■ Information provided ■
>>>>

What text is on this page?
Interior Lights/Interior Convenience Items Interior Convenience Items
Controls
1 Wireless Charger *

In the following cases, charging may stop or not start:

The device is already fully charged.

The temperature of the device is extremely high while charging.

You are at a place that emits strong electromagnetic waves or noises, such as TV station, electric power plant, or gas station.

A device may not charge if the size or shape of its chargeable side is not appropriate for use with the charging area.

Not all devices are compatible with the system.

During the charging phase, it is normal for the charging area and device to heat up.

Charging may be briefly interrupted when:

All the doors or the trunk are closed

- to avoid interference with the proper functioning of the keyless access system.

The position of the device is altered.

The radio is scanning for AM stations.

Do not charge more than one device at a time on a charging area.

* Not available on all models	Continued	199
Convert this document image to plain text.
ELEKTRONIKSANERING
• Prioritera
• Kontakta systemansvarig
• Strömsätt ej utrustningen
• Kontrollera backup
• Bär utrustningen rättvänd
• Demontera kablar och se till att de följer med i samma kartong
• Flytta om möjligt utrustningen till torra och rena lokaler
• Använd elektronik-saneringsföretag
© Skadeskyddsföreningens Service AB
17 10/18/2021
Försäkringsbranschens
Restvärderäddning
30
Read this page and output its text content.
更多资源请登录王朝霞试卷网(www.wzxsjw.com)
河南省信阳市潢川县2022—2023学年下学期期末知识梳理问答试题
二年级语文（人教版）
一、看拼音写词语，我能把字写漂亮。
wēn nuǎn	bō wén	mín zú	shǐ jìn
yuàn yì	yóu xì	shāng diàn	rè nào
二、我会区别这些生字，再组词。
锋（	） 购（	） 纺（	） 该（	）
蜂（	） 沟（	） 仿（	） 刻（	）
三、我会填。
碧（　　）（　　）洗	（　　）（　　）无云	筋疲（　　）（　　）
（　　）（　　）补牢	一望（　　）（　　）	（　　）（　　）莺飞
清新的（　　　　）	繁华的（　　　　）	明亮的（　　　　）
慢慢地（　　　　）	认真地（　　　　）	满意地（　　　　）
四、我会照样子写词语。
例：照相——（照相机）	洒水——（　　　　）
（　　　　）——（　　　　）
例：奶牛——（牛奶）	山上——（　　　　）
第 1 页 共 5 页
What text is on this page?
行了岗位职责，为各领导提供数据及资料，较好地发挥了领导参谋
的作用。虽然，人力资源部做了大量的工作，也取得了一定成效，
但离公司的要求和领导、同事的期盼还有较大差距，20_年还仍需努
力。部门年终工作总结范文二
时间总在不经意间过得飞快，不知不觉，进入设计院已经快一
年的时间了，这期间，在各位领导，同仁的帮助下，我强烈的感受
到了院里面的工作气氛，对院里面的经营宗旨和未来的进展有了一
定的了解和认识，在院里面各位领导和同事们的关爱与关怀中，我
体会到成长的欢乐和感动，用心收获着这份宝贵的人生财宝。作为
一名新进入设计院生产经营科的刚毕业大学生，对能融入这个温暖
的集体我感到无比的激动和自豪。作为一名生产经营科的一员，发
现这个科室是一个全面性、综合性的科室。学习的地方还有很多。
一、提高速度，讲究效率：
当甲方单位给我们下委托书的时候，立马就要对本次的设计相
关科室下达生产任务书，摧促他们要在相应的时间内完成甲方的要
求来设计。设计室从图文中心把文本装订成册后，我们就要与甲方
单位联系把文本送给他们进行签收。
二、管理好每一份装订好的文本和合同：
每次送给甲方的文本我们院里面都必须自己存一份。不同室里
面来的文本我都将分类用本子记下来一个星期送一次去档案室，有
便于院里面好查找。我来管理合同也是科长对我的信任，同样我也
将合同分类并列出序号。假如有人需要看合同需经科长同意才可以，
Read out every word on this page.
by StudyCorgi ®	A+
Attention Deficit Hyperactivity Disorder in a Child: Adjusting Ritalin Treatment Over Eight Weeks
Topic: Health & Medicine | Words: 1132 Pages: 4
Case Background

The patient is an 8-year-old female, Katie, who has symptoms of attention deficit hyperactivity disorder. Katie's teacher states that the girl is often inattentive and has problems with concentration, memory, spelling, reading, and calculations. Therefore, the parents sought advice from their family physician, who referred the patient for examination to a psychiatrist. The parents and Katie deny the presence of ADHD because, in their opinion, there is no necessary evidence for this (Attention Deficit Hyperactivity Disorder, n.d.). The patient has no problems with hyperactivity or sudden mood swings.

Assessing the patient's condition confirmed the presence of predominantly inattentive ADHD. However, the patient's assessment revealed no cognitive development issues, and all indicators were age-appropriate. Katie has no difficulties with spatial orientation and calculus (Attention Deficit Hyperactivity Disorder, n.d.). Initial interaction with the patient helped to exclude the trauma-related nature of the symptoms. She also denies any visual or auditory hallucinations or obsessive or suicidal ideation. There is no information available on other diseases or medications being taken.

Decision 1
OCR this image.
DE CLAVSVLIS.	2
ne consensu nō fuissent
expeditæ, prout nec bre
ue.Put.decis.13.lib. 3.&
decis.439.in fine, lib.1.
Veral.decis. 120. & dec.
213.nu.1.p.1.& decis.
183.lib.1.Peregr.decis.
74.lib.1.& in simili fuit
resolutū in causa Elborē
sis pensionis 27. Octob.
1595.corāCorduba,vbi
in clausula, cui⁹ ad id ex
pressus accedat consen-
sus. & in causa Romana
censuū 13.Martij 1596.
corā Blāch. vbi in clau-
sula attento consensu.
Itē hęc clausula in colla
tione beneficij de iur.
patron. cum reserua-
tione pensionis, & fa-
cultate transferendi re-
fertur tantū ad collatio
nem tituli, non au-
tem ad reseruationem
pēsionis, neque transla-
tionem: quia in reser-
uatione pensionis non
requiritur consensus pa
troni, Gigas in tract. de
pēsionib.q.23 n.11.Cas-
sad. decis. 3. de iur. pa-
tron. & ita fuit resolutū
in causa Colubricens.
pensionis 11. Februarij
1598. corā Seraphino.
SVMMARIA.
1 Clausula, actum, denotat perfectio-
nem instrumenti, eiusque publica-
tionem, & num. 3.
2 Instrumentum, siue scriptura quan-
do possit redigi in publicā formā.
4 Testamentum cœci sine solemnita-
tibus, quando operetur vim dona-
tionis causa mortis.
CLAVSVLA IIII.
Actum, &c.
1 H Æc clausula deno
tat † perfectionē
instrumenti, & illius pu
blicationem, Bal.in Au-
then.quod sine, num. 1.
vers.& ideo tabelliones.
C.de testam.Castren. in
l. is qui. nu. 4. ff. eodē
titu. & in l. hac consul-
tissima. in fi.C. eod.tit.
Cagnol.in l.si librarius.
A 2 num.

<<<<

■ Short problem ■
Print the listing above in its entirety, with every line exact.

■ The answer ■
What text is on this page?
Interior Lights/Interior Convenience Items Interior Convenience Items
Controls
1 Wireless Charger *

In the following cases, charging may stop or not start:

The device is already fully charged.

The temperature of the device is extremely high while charging.

You are at a place that emits strong electromagnetic waves or noises, such as TV station, electric power plant, or gas station.

A device may not charge if the size or shape of its chargeable side is not appropriate for use with the charging area.

Not all devices are compatible with the system.

During the charging phase, it is normal for the charging area and device to heat up.

Charging may be briefly interrupted when:

All the doors or the trunk are closed

- to avoid interference with the proper functioning of the keyless access system.

The position of the device is altered.

The radio is scanning for AM stations.

Do not charge more than one device at a time on a charging area.

* Not available on all models	Continued	199
Convert this document image to plain text.
ELEKTRONIKSANERING
• Prioritera
• Kontakta systemansvarig
• Strömsätt ej utrustningen
• Kontrollera backup
• Bär utrustningen rättvänd
• Demontera kablar och se till att de följer med i samma kartong
• Flytta om möjligt utrustningen till torra och rena lokaler
• Använd elektronik-saneringsföretag
© Skadeskyddsföreningens Service AB
17 10/18/2021
Försäkringsbranschens
Restvärderäddning
30
Read this page and output its text content.
更多资源请登录王朝霞试卷网(www.wzxsjw.com)
河南省信阳市潢川县2022—2023学年下学期期末知识梳理问答试题
二年级语文（人教版）
一、看拼音写词语，我能把字写漂亮。
wēn nuǎn	bō wén	mín zú	shǐ jìn
yuàn yì	yóu xì	shāng diàn	rè nào
二、我会区别这些生字，再组词。
锋（	） 购（	） 纺（	） 该（	）
蜂（	） 沟（	） 仿（	） 刻（	）
三、我会填。
碧（　　）（　　）洗	（　　）（　　）无云	筋疲（　　）（　　）
（　　）（　　）补牢	一望（　　）（　　）	（　　）（　　）莺飞
清新的（　　　　）	繁华的（　　　　）	明亮的（　　　　）
慢慢地（　　　　）	认真地（　　　　）	满意地（　　　　）
四、我会照样子写词语。
例：照相——（照相机）	洒水——（　　　　）
（　　　　）——（　　　　）
例：奶牛——（牛奶）	山上——（　　　　）
第 1 页 共 5 页
What text is on this page?
行了岗位职责，为各领导提供数据及资料，较好地发挥了领导参谋
的作用。虽然，人力资源部做了大量的工作，也取得了一定成效，
但离公司的要求和领导、同事的期盼还有较大差距，20_年还仍需努
力。部门年终工作总结范文二
时间总在不经意间过得飞快，不知不觉，进入设计院已经快一
年的时间了，这期间，在各位领导，同仁的帮助下，我强烈的感受
到了院里面的工作气氛，对院里面的经营宗旨和未来的进展有了一
定的了解和认识，在院里面各位领导和同事们的关爱与关怀中，我
体会到成长的欢乐和感动，用心收获着这份宝贵的人生财宝。作为
一名新进入设计院生产经营科的刚毕业大学生，对能融入这个温暖
的集体我感到无比的激动和自豪。作为一名生产经营科的一员，发
现这个科室是一个全面性、综合性的科室。学习的地方还有很多。
一、提高速度，讲究效率：
当甲方单位给我们下委托书的时候，立马就要对本次的设计相
关科室下达生产任务书，摧促他们要在相应的时间内完成甲方的要
求来设计。设计室从图文中心把文本装订成册后，我们就要与甲方
单位联系把文本送给他们进行签收。
二、管理好每一份装订好的文本和合同：
每次送给甲方的文本我们院里面都必须自己存一份。不同室里
面来的文本我都将分类用本子记下来一个星期送一次去档案室，有
便于院里面好查找。我来管理合同也是科长对我的信任，同样我也
将合同分类并列出序号。假如有人需要看合同需经科长同意才可以，
Read out every word on this page.
by StudyCorgi ®	A+
Attention Deficit Hyperactivity Disorder in a Child: Adjusting Ritalin Treatment Over Eight Weeks
Topic: Health & Medicine | Words: 1132 Pages: 4
Case Background

The patient is an 8-year-old female, Katie, who has symptoms of attention deficit hyperactivity disorder. Katie's teacher states that the girl is often inattentive and has problems with concentration, memory, spelling, reading, and calculations. Therefore, the parents sought advice from their family physician, who referred the patient for examination to a psychiatrist. The parents and Katie deny the presence of ADHD because, in their opinion, there is no necessary evidence for this (Attention Deficit Hyperactivity Disorder, n.d.). The patient has no problems with hyperactivity or sudden mood swings.

Assessing the patient's condition confirmed the presence of predominantly inattentive ADHD. However, the patient's assessment revealed no cognitive development issues, and all indicators were age-appropriate. Katie has no difficulties with spatial orientation and calculus (Attention Deficit Hyperactivity Disorder, n.d.). Initial interaction with the patient helped to exclude the trauma-related nature of the symptoms. She also denies any visual or auditory hallucinations or obsessive or suicidal ideation. There is no information available on other diseases or medications being taken.

Decision 1
OCR this image.
DE CLAVSVLIS.	2
ne consensu nō fuissent
expeditæ, prout nec bre
ue.Put.decis.13.lib. 3.&
decis.439.in fine, lib.1.
Veral.decis. 120. & dec.
213.nu.1.p.1.& decis.
183.lib.1.Peregr.decis.
74.lib.1.& in simili fuit
resolutū in causa Elborē
sis pensionis 27. Octob.
1595.corāCorduba,vbi
in clausula, cui⁹ ad id ex
pressus accedat consen-
sus. & in causa Romana
censuū 13.Martij 1596.
corā Blāch. vbi in clau-
sula attento consensu.
Itē hęc clausula in colla
tione beneficij de iur.
patron. cum reserua-
tione pensionis, & fa-
cultate transferendi re-
fertur tantū ad collatio
nem tituli, non au-
tem ad reseruationem
pēsionis, neque transla-
tionem: quia in reser-
uatione pensionis non
requiritur consensus pa
troni, Gigas in tract. de
pēsionib.q.23 n.11.Cas-
sad. decis. 3. de iur. pa-
tron. & ita fuit resolutū
in causa Colubricens.
pensionis 11. Februarij
1598. corā Seraphino.
SVMMARIA.
1 Clausula, actum, denotat perfectio-
nem instrumenti, eiusque publica-
tionem, & num. 3.
2 Instrumentum, siue scriptura quan-
do possit redigi in publicā formā.
4 Testamentum cœci sine solemnita-
tibus, quando operetur vim dona-
tionis causa mortis.
CLAVSVLA IIII.
Actum, &c.
1 H Æc clausula deno
tat † perfectionē
instrumenti, & illius pu
blicationem, Bal.in Au-
then.quod sine, num. 1.
vers.& ideo tabelliones.
C.de testam.Castren. in
l. is qui. nu. 4. ff. eodē
titu. & in l. hac consul-
tissima. in fi.C. eod.tit.
Cagnol.in l.si librarius.
A 2 num.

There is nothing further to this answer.